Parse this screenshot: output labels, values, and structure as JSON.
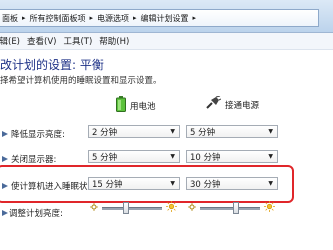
{
  "address_bar": {
    "crumbs": [
      "面板",
      "所有控制面板项",
      "电源选项",
      "编辑计划设置"
    ]
  },
  "menu": {
    "items": [
      "编辑(E)",
      "查看(V)",
      "工具(T)",
      "帮助(H)"
    ]
  },
  "page": {
    "title": "改计划的设置: 平衡",
    "subtitle": "择希望计算机使用的睡眠设置和显示设置。"
  },
  "columns": {
    "battery": "用电池",
    "plugged": "接通电源"
  },
  "rows": {
    "dim": {
      "label": "降低显示亮度:",
      "battery": "2 分钟",
      "plugged": "5 分钟"
    },
    "display_off": {
      "label": "关闭显示器:",
      "battery": "5 分钟",
      "plugged": "10 分钟"
    },
    "sleep": {
      "label": "使计算机进入睡眠状态:",
      "battery": "15 分钟",
      "plugged": "30 分钟"
    },
    "brightness": {
      "label": "调整计划亮度:",
      "battery_level": 0.4,
      "plugged_level": 0.6
    }
  },
  "icons": {
    "battery": "battery-icon",
    "plug": "power-plug-icon",
    "row_arrow": "row-arrow-icon",
    "sun_dim": "sun-dim-icon",
    "sun_bright": "sun-bright-icon"
  },
  "colors": {
    "title": "#1e3287",
    "highlight": "#e0262a"
  }
}
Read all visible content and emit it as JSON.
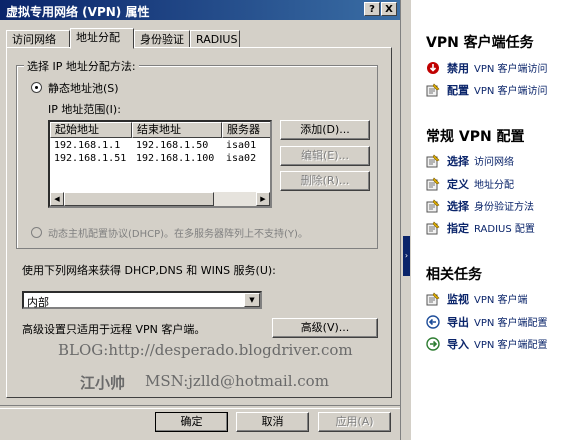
{
  "dialog": {
    "title": "虚拟专用网络 (VPN) 属性",
    "help_btn": "?",
    "close_btn": "X",
    "tabs": [
      "访问网络",
      "地址分配",
      "身份验证",
      "RADIUS"
    ],
    "group_label": "选择 IP 地址分配方法:",
    "static_pool_label": "静态地址池(S)",
    "ip_range_label": "IP 地址范围(I):",
    "columns": [
      "起始地址",
      "结束地址",
      "服务器"
    ],
    "rows": [
      {
        "start": "192.168.1.1",
        "end": "192.168.1.50",
        "server": "isa01"
      },
      {
        "start": "192.168.1.51",
        "end": "192.168.1.100",
        "server": "isa02"
      }
    ],
    "add_btn": "添加(D)...",
    "edit_btn": "编辑(E)...",
    "delete_btn": "删除(R)...",
    "dhcp_label": "动态主机配置协议(DHCP)。在多服务器阵列上不支持(Y)。",
    "network_label": "使用下列网络来获得 DHCP,DNS 和 WINS 服务(U):",
    "network_value": "内部",
    "advanced_label": "高级设置只适用于远程 VPN 客户端。",
    "advanced_btn": "高级(V)...",
    "ok_btn": "确定",
    "cancel_btn": "取消",
    "apply_btn": "应用(A)"
  },
  "watermark": {
    "blog": "BLOG:http://desperado.blogdriver.com",
    "author": "江小帅",
    "msn": "MSN:jzlld@hotmail.com"
  },
  "taskpane": {
    "section1_title": "VPN 客户端任务",
    "section1_items": [
      {
        "verb": "禁用",
        "object": "VPN 客户端访问",
        "icon": "disable-icon"
      },
      {
        "verb": "配置",
        "object": "VPN 客户端访问",
        "icon": "configure-icon"
      }
    ],
    "section2_title": "常规 VPN 配置",
    "section2_items": [
      {
        "verb": "选择",
        "object": "访问网络",
        "icon": "task-icon"
      },
      {
        "verb": "定义",
        "object": "地址分配",
        "icon": "task-icon"
      },
      {
        "verb": "选择",
        "object": "身份验证方法",
        "icon": "task-icon"
      },
      {
        "verb": "指定",
        "object": "RADIUS 配置",
        "icon": "task-icon"
      }
    ],
    "section3_title": "相关任务",
    "section3_items": [
      {
        "verb": "监视",
        "object": "VPN 客户端",
        "icon": "monitor-icon"
      },
      {
        "verb": "导出",
        "object": "VPN 客户端配置",
        "icon": "export-icon"
      },
      {
        "verb": "导入",
        "object": "VPN 客户端配置",
        "icon": "import-icon"
      }
    ]
  },
  "colors": {
    "title_bar": "#0a246a",
    "link": "#0a246a",
    "disable_icon": "#c00000",
    "arrow_icon": "#2e7d32"
  }
}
= = = =
## [What is needed]
Output a faithful copy of the data, with each picture left out.

## [Written answer]
Parse this screenshot: output labels, values, and structure as JSON.
{
  "address_bar": {
    "crumbs": [
      "面板",
      "所有控制面板项",
      "电源选项",
      "编辑计划设置"
    ]
  },
  "menu": {
    "items": [
      "编辑(E)",
      "查看(V)",
      "工具(T)",
      "帮助(H)"
    ]
  },
  "page": {
    "title": "改计划的设置: 平衡",
    "subtitle": "择希望计算机使用的睡眠设置和显示设置。"
  },
  "columns": {
    "battery": "用电池",
    "plugged": "接通电源"
  },
  "rows": {
    "dim": {
      "label": "降低显示亮度:",
      "battery": "2 分钟",
      "plugged": "5 分钟"
    },
    "display_off": {
      "label": "关闭显示器:",
      "battery": "5 分钟",
      "plugged": "10 分钟"
    },
    "sleep": {
      "label": "使计算机进入睡眠状态:",
      "battery": "15 分钟",
      "plugged": "30 分钟"
    },
    "brightness": {
      "label": "调整计划亮度:",
      "battery_level": 0.4,
      "plugged_level": 0.6
    }
  },
  "icons": {
    "battery": "battery-icon",
    "plug": "power-plug-icon",
    "row_arrow": "row-arrow-icon",
    "sun_dim": "sun-dim-icon",
    "sun_bright": "sun-bright-icon"
  },
  "colors": {
    "title": "#1e3287",
    "highlight": "#e0262a"
  }
}
Read all visible content and emit it as JSON.
{
  "dialog": {
    "title": "虚拟专用网络 (VPN) 属性",
    "help_btn": "?",
    "close_btn": "X",
    "tabs": [
      "访问网络",
      "地址分配",
      "身份验证",
      "RADIUS"
    ],
    "group_label": "选择 IP 地址分配方法:",
    "static_pool_label": "静态地址池(S)",
    "ip_range_label": "IP 地址范围(I):",
    "columns": [
      "起始地址",
      "结束地址",
      "服务器"
    ],
    "rows": [
      {
        "start": "192.168.1.1",
        "end": "192.168.1.50",
        "server": "isa01"
      },
      {
        "start": "192.168.1.51",
        "end": "192.168.1.100",
        "server": "isa02"
      }
    ],
    "add_btn": "添加(D)...",
    "edit_btn": "编辑(E)...",
    "delete_btn": "删除(R)...",
    "dhcp_label": "动态主机配置协议(DHCP)。在多服务器阵列上不支持(Y)。",
    "network_label": "使用下列网络来获得 DHCP,DNS 和 WINS 服务(U):",
    "network_value": "内部",
    "advanced_label": "高级设置只适用于远程 VPN 客户端。",
    "advanced_btn": "高级(V)...",
    "ok_btn": "确定",
    "cancel_btn": "取消",
    "apply_btn": "应用(A)"
  },
  "watermark": {
    "blog": "BLOG:http://desperado.blogdriver.com",
    "author": "江小帅",
    "msn": "MSN:jzlld@hotmail.com"
  },
  "taskpane": {
    "section1_title": "VPN 客户端任务",
    "section1_items": [
      {
        "verb": "禁用",
        "object": "VPN 客户端访问",
        "icon": "disable-icon"
      },
      {
        "verb": "配置",
        "object": "VPN 客户端访问",
        "icon": "configure-icon"
      }
    ],
    "section2_title": "常规 VPN 配置",
    "section2_items": [
      {
        "verb": "选择",
        "object": "访问网络",
        "icon": "task-icon"
      },
      {
        "verb": "定义",
        "object": "地址分配",
        "icon": "task-icon"
      },
      {
        "verb": "选择",
        "object": "身份验证方法",
        "icon": "task-icon"
      },
      {
        "verb": "指定",
        "object": "RADIUS 配置",
        "icon": "task-icon"
      }
    ],
    "section3_title": "相关任务",
    "section3_items": [
      {
        "verb": "监视",
        "object": "VPN 客户端",
        "icon": "monitor-icon"
      },
      {
        "verb": "导出",
        "object": "VPN 客户端配置",
        "icon": "export-icon"
      },
      {
        "verb": "导入",
        "object": "VPN 客户端配置",
        "icon": "import-icon"
      }
    ]
  },
  "colors": {
    "title_bar": "#0a246a",
    "link": "#0a246a",
    "disable_icon": "#c00000",
    "arrow_icon": "#2e7d32"
  }
}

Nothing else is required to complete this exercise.